Data listing
*****
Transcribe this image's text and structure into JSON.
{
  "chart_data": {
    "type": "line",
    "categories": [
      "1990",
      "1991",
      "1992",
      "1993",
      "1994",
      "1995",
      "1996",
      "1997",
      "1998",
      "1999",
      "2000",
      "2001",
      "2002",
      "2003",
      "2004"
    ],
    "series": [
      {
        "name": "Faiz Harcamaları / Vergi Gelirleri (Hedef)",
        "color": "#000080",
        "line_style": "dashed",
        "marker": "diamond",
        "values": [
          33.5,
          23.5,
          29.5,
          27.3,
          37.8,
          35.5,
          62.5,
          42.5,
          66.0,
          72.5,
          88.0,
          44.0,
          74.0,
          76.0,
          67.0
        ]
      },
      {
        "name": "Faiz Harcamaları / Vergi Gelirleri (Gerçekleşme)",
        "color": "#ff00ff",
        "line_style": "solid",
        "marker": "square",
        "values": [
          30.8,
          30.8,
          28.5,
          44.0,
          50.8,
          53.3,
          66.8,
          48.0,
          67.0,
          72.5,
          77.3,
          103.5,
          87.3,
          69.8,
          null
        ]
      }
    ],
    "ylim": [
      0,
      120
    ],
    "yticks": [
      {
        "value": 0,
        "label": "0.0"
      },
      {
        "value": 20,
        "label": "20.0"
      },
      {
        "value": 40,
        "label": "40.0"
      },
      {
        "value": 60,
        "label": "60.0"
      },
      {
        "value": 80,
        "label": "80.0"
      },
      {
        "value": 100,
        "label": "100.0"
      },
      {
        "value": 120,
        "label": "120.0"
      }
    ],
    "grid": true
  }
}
*****
§ **YOUR GOAL**:
Return the entries in full, keeping every line exactly as it is.

§ **RESPONSE FOR THIS EXERCISE**:
Transcribe this image's text and structure into JSON.
{
  "chart_data": {
    "type": "line",
    "categories": [
      "1990",
      "1991",
      "1992",
      "1993",
      "1994",
      "1995",
      "1996",
      "1997",
      "1998",
      "1999",
      "2000",
      "2001",
      "2002",
      "2003",
      "2004"
    ],
    "series": [
      {
        "name": "Faiz Harcamaları / Vergi Gelirleri (Hedef)",
        "color": "#000080",
        "line_style": "dashed",
        "marker": "diamond",
        "values": [
          33.5,
          23.5,
          29.5,
          27.3,
          37.8,
          35.5,
          62.5,
          42.5,
          66.0,
          72.5,
          88.0,
          44.0,
          74.0,
          76.0,
          67.0
        ]
      },
      {
        "name": "Faiz Harcamaları / Vergi Gelirleri (Gerçekleşme)",
        "color": "#ff00ff",
        "line_style": "solid",
        "marker": "square",
        "values": [
          30.8,
          30.8,
          28.5,
          44.0,
          50.8,
          53.3,
          66.8,
          48.0,
          67.0,
          72.5,
          77.3,
          103.5,
          87.3,
          69.8,
          null
        ]
      }
    ],
    "ylim": [
      0,
      120
    ],
    "yticks": [
      {
        "value": 0,
        "label": "0.0"
      },
      {
        "value": 20,
        "label": "20.0"
      },
      {
        "value": 40,
        "label": "40.0"
      },
      {
        "value": 60,
        "label": "60.0"
      },
      {
        "value": 80,
        "label": "80.0"
      },
      {
        "value": 100,
        "label": "100.0"
      },
      {
        "value": 120,
        "label": "120.0"
      }
    ],
    "grid": true
  }
}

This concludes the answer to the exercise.